>>>>

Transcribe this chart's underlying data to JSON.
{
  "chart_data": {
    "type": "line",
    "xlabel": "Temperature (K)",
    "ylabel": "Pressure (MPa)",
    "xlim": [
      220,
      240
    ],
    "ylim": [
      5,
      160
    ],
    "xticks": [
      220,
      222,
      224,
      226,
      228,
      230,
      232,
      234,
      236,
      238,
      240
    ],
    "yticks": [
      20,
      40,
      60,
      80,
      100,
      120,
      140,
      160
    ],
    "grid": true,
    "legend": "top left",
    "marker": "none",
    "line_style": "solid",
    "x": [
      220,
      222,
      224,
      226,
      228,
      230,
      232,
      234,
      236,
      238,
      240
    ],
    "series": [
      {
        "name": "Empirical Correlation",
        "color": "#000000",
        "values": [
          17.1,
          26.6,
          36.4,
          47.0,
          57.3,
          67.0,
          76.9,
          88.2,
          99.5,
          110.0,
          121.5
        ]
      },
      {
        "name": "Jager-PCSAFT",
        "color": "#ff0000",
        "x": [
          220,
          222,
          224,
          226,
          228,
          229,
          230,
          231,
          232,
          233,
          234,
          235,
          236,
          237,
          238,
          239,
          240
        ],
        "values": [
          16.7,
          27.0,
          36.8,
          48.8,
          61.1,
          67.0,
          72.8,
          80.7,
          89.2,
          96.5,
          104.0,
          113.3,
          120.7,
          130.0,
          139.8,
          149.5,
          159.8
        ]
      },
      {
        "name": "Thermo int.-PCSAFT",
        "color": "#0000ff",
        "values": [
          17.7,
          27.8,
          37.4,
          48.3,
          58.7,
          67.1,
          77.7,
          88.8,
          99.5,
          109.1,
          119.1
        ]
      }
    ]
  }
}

<<<<

● **The exercise**
Transcribe the full listing above without leaving anything out.

● **Reply**
Transcribe this chart's underlying data to JSON.
{
  "chart_data": {
    "type": "line",
    "xlabel": "Temperature (K)",
    "ylabel": "Pressure (MPa)",
    "xlim": [
      220,
      240
    ],
    "ylim": [
      5,
      160
    ],
    "xticks": [
      220,
      222,
      224,
      226,
      228,
      230,
      232,
      234,
      236,
      238,
      240
    ],
    "yticks": [
      20,
      40,
      60,
      80,
      100,
      120,
      140,
      160
    ],
    "grid": true,
    "legend": "top left",
    "marker": "none",
    "line_style": "solid",
    "x": [
      220,
      222,
      224,
      226,
      228,
      230,
      232,
      234,
      236,
      238,
      240
    ],
    "series": [
      {
        "name": "Empirical Correlation",
        "color": "#000000",
        "values": [
          17.1,
          26.6,
          36.4,
          47.0,
          57.3,
          67.0,
          76.9,
          88.2,
          99.5,
          110.0,
          121.5
        ]
      },
      {
        "name": "Jager-PCSAFT",
        "color": "#ff0000",
        "x": [
          220,
          222,
          224,
          226,
          228,
          229,
          230,
          231,
          232,
          233,
          234,
          235,
          236,
          237,
          238,
          239,
          240
        ],
        "values": [
          16.7,
          27.0,
          36.8,
          48.8,
          61.1,
          67.0,
          72.8,
          80.7,
          89.2,
          96.5,
          104.0,
          113.3,
          120.7,
          130.0,
          139.8,
          149.5,
          159.8
        ]
      },
      {
        "name": "Thermo int.-PCSAFT",
        "color": "#0000ff",
        "values": [
          17.7,
          27.8,
          37.4,
          48.3,
          58.7,
          67.1,
          77.7,
          88.8,
          99.5,
          109.1,
          119.1
        ]
      }
    ]
  }
}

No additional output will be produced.